## Directive
Every entry should be repeated exactly. Omit the pictures.

[Excerpt from a dataset]
^^^^

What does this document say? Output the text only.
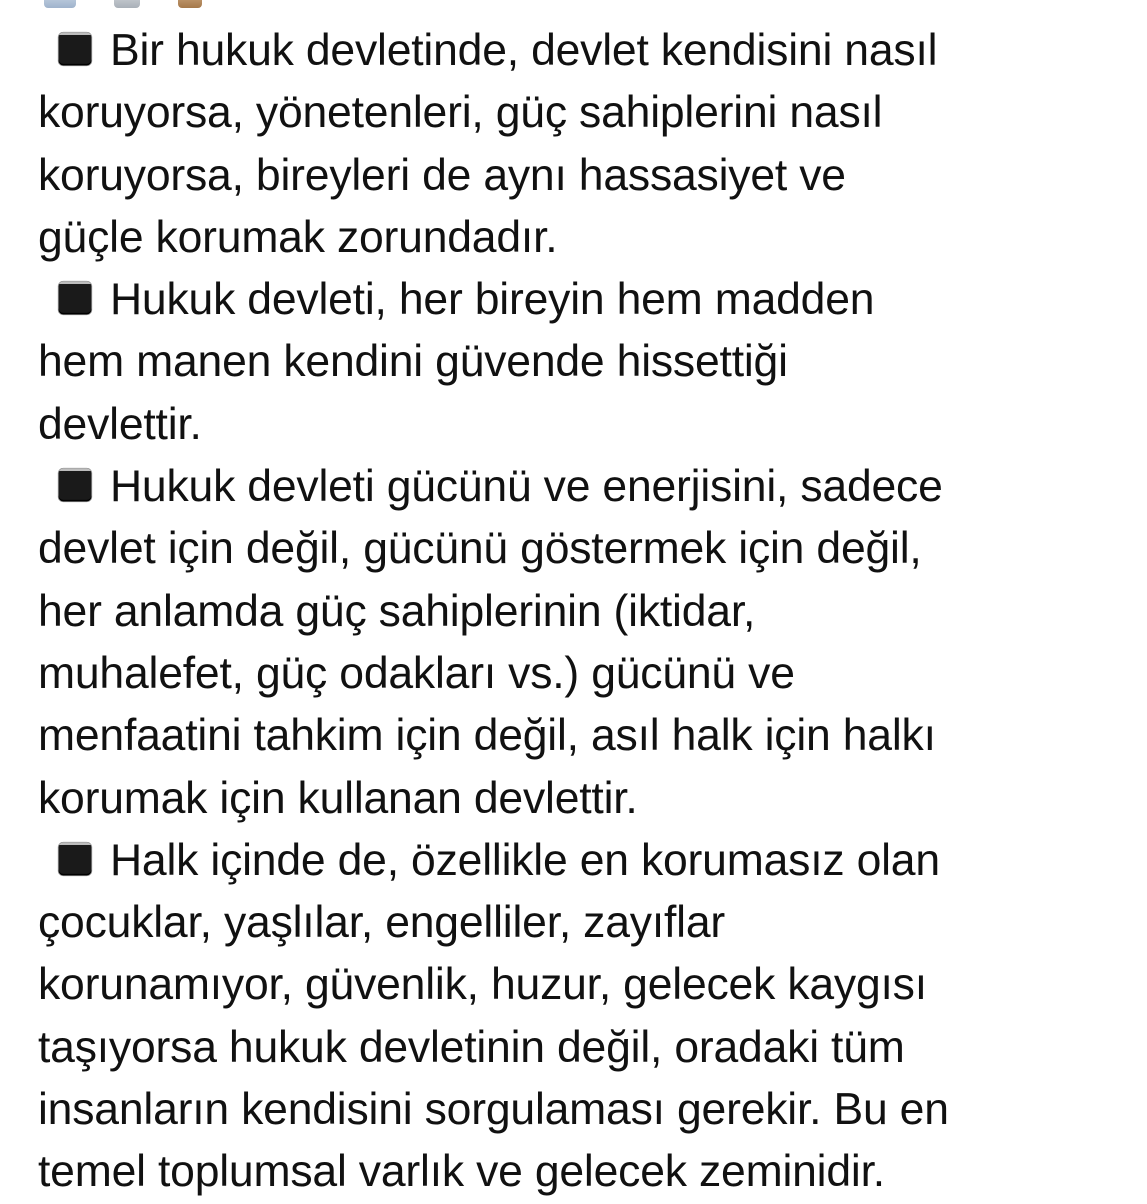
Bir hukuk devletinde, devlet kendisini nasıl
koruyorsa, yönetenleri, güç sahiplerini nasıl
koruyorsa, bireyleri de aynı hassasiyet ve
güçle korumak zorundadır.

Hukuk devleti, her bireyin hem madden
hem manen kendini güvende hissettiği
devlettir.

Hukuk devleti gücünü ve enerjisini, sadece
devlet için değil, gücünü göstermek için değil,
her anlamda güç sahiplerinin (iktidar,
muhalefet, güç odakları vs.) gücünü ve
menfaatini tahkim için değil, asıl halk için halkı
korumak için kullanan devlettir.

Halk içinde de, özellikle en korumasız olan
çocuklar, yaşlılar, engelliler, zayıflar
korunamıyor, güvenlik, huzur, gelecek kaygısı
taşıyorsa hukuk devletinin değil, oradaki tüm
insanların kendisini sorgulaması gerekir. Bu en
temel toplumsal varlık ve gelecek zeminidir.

^^^^

## Solved problem
What does this document say? Output the text only.
Bir hukuk devletinde, devlet kendisini nasıl
koruyorsa, yönetenleri, güç sahiplerini nasıl
koruyorsa, bireyleri de aynı hassasiyet ve
güçle korumak zorundadır.

Hukuk devleti, her bireyin hem madden
hem manen kendini güvende hissettiği
devlettir.

Hukuk devleti gücünü ve enerjisini, sadece
devlet için değil, gücünü göstermek için değil,
her anlamda güç sahiplerinin (iktidar,
muhalefet, güç odakları vs.) gücünü ve
menfaatini tahkim için değil, asıl halk için halkı
korumak için kullanan devlettir.

Halk içinde de, özellikle en korumasız olan
çocuklar, yaşlılar, engelliler, zayıflar
korunamıyor, güvenlik, huzur, gelecek kaygısı
taşıyorsa hukuk devletinin değil, oradaki tüm
insanların kendisini sorgulaması gerekir. Bu en
temel toplumsal varlık ve gelecek zeminidir.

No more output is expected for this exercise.